--- Set exercise ---
Track down every line below that holds "провод" and copy it.

--- Exercise materials ---
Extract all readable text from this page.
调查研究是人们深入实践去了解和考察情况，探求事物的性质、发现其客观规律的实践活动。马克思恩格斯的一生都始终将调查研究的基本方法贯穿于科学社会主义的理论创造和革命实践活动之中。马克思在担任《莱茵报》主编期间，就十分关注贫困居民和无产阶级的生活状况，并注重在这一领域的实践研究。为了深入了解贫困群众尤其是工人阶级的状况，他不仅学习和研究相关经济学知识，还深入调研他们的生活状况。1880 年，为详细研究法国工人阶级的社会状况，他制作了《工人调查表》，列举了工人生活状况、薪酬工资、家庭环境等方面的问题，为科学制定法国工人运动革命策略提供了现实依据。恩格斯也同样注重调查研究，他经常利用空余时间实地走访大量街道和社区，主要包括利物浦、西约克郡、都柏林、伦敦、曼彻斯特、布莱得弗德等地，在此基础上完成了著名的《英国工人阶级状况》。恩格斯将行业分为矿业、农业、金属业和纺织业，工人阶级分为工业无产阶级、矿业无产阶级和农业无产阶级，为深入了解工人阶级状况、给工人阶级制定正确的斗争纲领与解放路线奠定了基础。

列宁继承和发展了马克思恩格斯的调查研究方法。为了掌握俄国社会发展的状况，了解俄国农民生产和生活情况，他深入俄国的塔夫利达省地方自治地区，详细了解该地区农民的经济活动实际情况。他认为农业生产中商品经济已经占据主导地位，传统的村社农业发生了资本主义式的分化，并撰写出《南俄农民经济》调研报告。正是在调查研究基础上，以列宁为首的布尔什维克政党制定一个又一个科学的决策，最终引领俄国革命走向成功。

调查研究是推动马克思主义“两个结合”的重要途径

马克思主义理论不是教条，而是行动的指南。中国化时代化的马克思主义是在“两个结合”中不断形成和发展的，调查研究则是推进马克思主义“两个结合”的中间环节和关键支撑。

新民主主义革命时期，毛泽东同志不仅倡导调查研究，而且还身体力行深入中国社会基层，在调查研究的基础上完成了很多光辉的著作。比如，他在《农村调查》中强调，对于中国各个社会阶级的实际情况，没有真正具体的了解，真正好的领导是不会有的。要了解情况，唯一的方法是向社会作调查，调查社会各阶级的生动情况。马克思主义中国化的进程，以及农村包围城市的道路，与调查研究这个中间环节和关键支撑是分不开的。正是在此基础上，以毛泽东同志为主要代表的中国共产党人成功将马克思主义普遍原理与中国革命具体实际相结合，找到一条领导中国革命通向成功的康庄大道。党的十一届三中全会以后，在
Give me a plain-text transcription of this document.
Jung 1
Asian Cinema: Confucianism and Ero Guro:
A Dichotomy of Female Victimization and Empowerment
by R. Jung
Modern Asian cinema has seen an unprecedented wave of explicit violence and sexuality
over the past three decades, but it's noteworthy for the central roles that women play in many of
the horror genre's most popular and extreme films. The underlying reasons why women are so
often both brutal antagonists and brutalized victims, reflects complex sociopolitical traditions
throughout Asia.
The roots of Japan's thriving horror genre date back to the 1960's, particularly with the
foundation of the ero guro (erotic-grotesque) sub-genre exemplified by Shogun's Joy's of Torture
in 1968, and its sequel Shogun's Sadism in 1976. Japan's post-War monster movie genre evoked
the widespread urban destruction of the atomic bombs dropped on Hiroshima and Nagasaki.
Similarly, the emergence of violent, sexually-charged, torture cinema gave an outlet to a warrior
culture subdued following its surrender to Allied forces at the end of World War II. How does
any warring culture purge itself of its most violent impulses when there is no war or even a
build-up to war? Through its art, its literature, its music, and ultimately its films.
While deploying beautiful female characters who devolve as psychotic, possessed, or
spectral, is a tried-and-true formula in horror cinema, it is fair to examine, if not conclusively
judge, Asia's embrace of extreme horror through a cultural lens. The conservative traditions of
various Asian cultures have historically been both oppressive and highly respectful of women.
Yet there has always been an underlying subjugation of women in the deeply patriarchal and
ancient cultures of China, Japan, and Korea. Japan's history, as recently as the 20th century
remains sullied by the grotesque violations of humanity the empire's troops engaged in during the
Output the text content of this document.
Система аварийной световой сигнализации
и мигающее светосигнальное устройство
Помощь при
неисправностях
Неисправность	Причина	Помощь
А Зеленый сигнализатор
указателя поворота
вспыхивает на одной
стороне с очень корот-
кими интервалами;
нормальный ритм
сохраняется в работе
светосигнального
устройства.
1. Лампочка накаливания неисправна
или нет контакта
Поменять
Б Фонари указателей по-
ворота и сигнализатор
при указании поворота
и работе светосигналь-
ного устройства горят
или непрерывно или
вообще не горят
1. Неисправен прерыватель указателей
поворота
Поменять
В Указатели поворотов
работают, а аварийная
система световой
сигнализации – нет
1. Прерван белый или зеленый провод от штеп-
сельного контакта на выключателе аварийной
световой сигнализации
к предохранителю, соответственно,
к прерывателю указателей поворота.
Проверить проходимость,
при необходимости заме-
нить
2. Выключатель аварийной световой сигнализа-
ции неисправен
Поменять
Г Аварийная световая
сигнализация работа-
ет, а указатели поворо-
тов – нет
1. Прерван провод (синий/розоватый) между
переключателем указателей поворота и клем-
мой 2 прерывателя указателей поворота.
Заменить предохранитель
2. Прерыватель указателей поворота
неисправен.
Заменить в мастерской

--- Exercise result ---
1. Прерван белый или зеленый провод от штеп-
1. Прерван провод (синий/розоватый) между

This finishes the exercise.